Prompt:
Each line that follows should be printed again exactly as it stands.

Input:
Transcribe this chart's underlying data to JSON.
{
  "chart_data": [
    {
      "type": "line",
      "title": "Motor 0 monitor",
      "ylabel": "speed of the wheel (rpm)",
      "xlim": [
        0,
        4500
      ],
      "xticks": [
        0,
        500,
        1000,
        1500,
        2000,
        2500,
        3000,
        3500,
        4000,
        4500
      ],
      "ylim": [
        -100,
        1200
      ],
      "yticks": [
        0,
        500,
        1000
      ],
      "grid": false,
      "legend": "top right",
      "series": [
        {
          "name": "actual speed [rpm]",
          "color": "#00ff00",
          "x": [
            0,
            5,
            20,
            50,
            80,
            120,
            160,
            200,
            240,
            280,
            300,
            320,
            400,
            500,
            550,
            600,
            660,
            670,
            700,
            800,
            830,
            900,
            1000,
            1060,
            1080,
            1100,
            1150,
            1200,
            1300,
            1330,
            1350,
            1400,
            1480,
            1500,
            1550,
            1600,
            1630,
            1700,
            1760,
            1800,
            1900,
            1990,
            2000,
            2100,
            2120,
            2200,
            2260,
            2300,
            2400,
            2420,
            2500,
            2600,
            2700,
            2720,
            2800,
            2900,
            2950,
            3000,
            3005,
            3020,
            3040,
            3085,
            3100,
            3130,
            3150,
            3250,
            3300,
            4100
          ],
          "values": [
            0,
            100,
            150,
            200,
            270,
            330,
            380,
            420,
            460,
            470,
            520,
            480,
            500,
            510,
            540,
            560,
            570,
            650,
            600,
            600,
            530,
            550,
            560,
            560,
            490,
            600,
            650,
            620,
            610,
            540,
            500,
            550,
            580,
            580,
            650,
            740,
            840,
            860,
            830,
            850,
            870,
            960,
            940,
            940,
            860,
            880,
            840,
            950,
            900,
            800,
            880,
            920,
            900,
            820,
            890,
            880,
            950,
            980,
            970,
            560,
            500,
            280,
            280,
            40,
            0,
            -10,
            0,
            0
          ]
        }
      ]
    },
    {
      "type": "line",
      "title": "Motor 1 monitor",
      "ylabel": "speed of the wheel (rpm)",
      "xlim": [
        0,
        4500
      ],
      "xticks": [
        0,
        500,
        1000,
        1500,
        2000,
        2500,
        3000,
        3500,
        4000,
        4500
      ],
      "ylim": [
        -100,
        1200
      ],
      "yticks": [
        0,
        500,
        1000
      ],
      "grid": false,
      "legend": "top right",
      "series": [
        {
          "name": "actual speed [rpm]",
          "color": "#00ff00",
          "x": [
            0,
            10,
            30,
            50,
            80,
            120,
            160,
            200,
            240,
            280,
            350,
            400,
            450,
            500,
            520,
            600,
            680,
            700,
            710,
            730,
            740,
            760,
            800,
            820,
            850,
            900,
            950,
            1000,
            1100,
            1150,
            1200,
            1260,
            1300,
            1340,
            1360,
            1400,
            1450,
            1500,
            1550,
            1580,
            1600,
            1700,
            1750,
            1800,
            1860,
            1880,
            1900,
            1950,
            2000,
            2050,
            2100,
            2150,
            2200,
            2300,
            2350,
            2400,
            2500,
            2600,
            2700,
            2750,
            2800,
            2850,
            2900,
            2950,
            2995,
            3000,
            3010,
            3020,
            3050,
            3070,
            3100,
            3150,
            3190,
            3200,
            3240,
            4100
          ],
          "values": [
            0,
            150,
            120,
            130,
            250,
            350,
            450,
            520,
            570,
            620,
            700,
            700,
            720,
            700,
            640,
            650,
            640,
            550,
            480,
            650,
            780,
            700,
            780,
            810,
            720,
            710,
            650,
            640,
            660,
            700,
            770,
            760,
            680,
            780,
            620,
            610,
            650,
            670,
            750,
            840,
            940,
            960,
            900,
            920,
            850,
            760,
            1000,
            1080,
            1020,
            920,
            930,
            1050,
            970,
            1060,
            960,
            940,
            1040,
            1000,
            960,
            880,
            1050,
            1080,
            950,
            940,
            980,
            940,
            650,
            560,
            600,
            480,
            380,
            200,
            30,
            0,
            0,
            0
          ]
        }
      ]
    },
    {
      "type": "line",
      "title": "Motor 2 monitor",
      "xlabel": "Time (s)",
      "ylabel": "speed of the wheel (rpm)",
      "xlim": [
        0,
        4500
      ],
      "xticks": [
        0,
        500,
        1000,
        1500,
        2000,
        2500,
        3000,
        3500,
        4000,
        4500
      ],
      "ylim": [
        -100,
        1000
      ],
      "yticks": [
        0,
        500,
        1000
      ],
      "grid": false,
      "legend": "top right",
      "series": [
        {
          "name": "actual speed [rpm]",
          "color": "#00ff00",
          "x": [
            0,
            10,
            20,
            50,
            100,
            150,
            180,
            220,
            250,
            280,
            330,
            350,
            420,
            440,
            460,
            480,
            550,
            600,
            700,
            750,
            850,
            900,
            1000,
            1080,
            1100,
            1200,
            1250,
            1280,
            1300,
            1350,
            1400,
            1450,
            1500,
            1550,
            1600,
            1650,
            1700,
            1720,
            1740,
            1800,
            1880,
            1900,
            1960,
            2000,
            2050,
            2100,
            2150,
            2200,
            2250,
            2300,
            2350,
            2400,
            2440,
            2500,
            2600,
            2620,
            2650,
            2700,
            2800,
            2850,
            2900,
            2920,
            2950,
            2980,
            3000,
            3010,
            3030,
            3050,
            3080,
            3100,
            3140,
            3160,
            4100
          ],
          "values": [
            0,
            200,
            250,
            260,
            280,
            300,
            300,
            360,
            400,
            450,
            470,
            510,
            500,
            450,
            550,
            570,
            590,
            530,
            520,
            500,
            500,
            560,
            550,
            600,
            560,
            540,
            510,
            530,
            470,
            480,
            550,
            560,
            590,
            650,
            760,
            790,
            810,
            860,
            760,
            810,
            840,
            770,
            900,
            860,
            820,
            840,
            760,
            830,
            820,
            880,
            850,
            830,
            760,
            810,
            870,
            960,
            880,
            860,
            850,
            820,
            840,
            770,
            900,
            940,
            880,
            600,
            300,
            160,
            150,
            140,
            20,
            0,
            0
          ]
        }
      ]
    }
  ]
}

Solved exercise:
Transcribe this chart's underlying data to JSON.
{
  "chart_data": [
    {
      "type": "line",
      "title": "Motor 0 monitor",
      "ylabel": "speed of the wheel (rpm)",
      "xlim": [
        0,
        4500
      ],
      "xticks": [
        0,
        500,
        1000,
        1500,
        2000,
        2500,
        3000,
        3500,
        4000,
        4500
      ],
      "ylim": [
        -100,
        1200
      ],
      "yticks": [
        0,
        500,
        1000
      ],
      "grid": false,
      "legend": "top right",
      "series": [
        {
          "name": "actual speed [rpm]",
          "color": "#00ff00",
          "x": [
            0,
            5,
            20,
            50,
            80,
            120,
            160,
            200,
            240,
            280,
            300,
            320,
            400,
            500,
            550,
            600,
            660,
            670,
            700,
            800,
            830,
            900,
            1000,
            1060,
            1080,
            1100,
            1150,
            1200,
            1300,
            1330,
            1350,
            1400,
            1480,
            1500,
            1550,
            1600,
            1630,
            1700,
            1760,
            1800,
            1900,
            1990,
            2000,
            2100,
            2120,
            2200,
            2260,
            2300,
            2400,
            2420,
            2500,
            2600,
            2700,
            2720,
            2800,
            2900,
            2950,
            3000,
            3005,
            3020,
            3040,
            3085,
            3100,
            3130,
            3150,
            3250,
            3300,
            4100
          ],
          "values": [
            0,
            100,
            150,
            200,
            270,
            330,
            380,
            420,
            460,
            470,
            520,
            480,
            500,
            510,
            540,
            560,
            570,
            650,
            600,
            600,
            530,
            550,
            560,
            560,
            490,
            600,
            650,
            620,
            610,
            540,
            500,
            550,
            580,
            580,
            650,
            740,
            840,
            860,
            830,
            850,
            870,
            960,
            940,
            940,
            860,
            880,
            840,
            950,
            900,
            800,
            880,
            920,
            900,
            820,
            890,
            880,
            950,
            980,
            970,
            560,
            500,
            280,
            280,
            40,
            0,
            -10,
            0,
            0
          ]
        }
      ]
    },
    {
      "type": "line",
      "title": "Motor 1 monitor",
      "ylabel": "speed of the wheel (rpm)",
      "xlim": [
        0,
        4500
      ],
      "xticks": [
        0,
        500,
        1000,
        1500,
        2000,
        2500,
        3000,
        3500,
        4000,
        4500
      ],
      "ylim": [
        -100,
        1200
      ],
      "yticks": [
        0,
        500,
        1000
      ],
      "grid": false,
      "legend": "top right",
      "series": [
        {
          "name": "actual speed [rpm]",
          "color": "#00ff00",
          "x": [
            0,
            10,
            30,
            50,
            80,
            120,
            160,
            200,
            240,
            280,
            350,
            400,
            450,
            500,
            520,
            600,
            680,
            700,
            710,
            730,
            740,
            760,
            800,
            820,
            850,
            900,
            950,
            1000,
            1100,
            1150,
            1200,
            1260,
            1300,
            1340,
            1360,
            1400,
            1450,
            1500,
            1550,
            1580,
            1600,
            1700,
            1750,
            1800,
            1860,
            1880,
            1900,
            1950,
            2000,
            2050,
            2100,
            2150,
            2200,
            2300,
            2350,
            2400,
            2500,
            2600,
            2700,
            2750,
            2800,
            2850,
            2900,
            2950,
            2995,
            3000,
            3010,
            3020,
            3050,
            3070,
            3100,
            3150,
            3190,
            3200,
            3240,
            4100
          ],
          "values": [
            0,
            150,
            120,
            130,
            250,
            350,
            450,
            520,
            570,
            620,
            700,
            700,
            720,
            700,
            640,
            650,
            640,
            550,
            480,
            650,
            780,
            700,
            780,
            810,
            720,
            710,
            650,
            640,
            660,
            700,
            770,
            760,
            680,
            780,
            620,
            610,
            650,
            670,
            750,
            840,
            940,
            960,
            900,
            920,
            850,
            760,
            1000,
            1080,
            1020,
            920,
            930,
            1050,
            970,
            1060,
            960,
            940,
            1040,
            1000,
            960,
            880,
            1050,
            1080,
            950,
            940,
            980,
            940,
            650,
            560,
            600,
            480,
            380,
            200,
            30,
            0,
            0,
            0
          ]
        }
      ]
    },
    {
      "type": "line",
      "title": "Motor 2 monitor",
      "xlabel": "Time (s)",
      "ylabel": "speed of the wheel (rpm)",
      "xlim": [
        0,
        4500
      ],
      "xticks": [
        0,
        500,
        1000,
        1500,
        2000,
        2500,
        3000,
        3500,
        4000,
        4500
      ],
      "ylim": [
        -100,
        1000
      ],
      "yticks": [
        0,
        500,
        1000
      ],
      "grid": false,
      "legend": "top right",
      "series": [
        {
          "name": "actual speed [rpm]",
          "color": "#00ff00",
          "x": [
            0,
            10,
            20,
            50,
            100,
            150,
            180,
            220,
            250,
            280,
            330,
            350,
            420,
            440,
            460,
            480,
            550,
            600,
            700,
            750,
            850,
            900,
            1000,
            1080,
            1100,
            1200,
            1250,
            1280,
            1300,
            1350,
            1400,
            1450,
            1500,
            1550,
            1600,
            1650,
            1700,
            1720,
            1740,
            1800,
            1880,
            1900,
            1960,
            2000,
            2050,
            2100,
            2150,
            2200,
            2250,
            2300,
            2350,
            2400,
            2440,
            2500,
            2600,
            2620,
            2650,
            2700,
            2800,
            2850,
            2900,
            2920,
            2950,
            2980,
            3000,
            3010,
            3030,
            3050,
            3080,
            3100,
            3140,
            3160,
            4100
          ],
          "values": [
            0,
            200,
            250,
            260,
            280,
            300,
            300,
            360,
            400,
            450,
            470,
            510,
            500,
            450,
            550,
            570,
            590,
            530,
            520,
            500,
            500,
            560,
            550,
            600,
            560,
            540,
            510,
            530,
            470,
            480,
            550,
            560,
            590,
            650,
            760,
            790,
            810,
            860,
            760,
            810,
            840,
            770,
            900,
            860,
            820,
            840,
            760,
            830,
            820,
            880,
            850,
            830,
            760,
            810,
            870,
            960,
            880,
            860,
            850,
            820,
            840,
            770,
            900,
            940,
            880,
            600,
            300,
            160,
            150,
            140,
            20,
            0,
            0
          ]
        }
      ]
    }
  ]
}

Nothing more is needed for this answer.